Job
Filter the entries, keeping every line with the word "JSON".
* begin *
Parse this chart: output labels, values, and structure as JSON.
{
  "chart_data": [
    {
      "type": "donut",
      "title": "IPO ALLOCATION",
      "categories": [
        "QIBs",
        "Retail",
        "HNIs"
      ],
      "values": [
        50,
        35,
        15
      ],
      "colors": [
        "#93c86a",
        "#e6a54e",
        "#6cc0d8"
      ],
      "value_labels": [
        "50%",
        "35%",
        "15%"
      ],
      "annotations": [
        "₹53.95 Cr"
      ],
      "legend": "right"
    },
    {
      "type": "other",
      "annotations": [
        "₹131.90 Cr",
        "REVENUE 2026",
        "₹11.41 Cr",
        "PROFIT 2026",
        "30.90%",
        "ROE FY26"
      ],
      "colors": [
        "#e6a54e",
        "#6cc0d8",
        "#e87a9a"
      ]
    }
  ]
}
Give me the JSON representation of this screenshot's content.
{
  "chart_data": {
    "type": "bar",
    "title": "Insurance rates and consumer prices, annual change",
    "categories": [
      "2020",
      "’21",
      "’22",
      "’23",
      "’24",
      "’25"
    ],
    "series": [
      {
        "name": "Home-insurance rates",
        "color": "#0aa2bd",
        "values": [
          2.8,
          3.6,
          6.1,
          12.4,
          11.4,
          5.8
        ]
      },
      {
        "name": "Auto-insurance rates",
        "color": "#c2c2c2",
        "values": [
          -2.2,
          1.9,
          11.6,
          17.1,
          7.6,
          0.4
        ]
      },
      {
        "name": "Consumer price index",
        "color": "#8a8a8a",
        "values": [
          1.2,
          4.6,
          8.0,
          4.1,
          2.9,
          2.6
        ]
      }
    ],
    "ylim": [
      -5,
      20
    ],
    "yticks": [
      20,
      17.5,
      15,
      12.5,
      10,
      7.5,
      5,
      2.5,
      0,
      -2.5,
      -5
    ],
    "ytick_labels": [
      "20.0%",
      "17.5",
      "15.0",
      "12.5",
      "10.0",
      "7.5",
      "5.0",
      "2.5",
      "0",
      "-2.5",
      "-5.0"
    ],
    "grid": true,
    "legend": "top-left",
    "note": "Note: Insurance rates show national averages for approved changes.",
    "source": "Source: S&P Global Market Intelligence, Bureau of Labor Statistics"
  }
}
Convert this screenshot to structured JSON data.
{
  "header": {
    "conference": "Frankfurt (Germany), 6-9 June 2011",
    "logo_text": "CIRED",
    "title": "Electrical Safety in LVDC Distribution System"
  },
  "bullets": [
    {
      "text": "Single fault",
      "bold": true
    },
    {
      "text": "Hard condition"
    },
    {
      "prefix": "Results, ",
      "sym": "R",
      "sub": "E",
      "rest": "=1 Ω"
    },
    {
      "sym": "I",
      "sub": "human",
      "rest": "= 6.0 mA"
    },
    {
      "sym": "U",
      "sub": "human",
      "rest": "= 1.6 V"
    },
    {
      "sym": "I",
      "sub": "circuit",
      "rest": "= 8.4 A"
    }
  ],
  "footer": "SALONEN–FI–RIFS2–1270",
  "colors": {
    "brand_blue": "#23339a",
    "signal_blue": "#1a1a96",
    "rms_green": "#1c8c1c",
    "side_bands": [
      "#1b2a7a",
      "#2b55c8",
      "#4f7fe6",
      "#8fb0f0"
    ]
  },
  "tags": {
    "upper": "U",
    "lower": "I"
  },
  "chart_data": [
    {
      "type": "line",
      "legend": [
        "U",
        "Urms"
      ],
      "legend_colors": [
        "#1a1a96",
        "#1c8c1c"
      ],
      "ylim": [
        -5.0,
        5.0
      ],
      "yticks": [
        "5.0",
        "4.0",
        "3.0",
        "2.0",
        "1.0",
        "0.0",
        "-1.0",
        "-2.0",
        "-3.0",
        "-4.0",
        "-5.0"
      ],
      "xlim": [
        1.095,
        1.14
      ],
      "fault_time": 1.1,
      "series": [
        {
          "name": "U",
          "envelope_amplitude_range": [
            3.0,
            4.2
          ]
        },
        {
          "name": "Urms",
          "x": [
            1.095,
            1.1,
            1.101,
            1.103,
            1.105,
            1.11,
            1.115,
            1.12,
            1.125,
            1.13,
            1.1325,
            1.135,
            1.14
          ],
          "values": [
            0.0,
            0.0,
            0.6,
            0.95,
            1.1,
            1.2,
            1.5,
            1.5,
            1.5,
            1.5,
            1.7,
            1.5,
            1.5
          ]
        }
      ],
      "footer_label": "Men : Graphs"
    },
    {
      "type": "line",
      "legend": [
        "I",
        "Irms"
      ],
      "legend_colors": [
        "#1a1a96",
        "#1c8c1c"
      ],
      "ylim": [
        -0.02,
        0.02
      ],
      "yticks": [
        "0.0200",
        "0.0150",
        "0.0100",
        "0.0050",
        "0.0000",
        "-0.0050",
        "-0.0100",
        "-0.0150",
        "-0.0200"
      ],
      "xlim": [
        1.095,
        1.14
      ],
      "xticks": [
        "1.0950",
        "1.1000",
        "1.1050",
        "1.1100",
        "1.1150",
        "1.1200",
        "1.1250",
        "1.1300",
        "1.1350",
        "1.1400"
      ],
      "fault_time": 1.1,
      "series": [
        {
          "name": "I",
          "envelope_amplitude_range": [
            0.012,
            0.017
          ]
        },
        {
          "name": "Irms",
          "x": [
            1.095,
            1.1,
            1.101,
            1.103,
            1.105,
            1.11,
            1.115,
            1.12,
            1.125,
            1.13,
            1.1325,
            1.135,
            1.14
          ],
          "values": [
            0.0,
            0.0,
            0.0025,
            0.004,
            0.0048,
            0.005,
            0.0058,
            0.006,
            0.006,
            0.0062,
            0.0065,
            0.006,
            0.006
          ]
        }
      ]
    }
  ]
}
* end *
Exercise response
Parse this chart: output labels, values, and structure as JSON.
Give me the JSON representation of this screenshot's content.
Convert this screenshot to structured JSON data.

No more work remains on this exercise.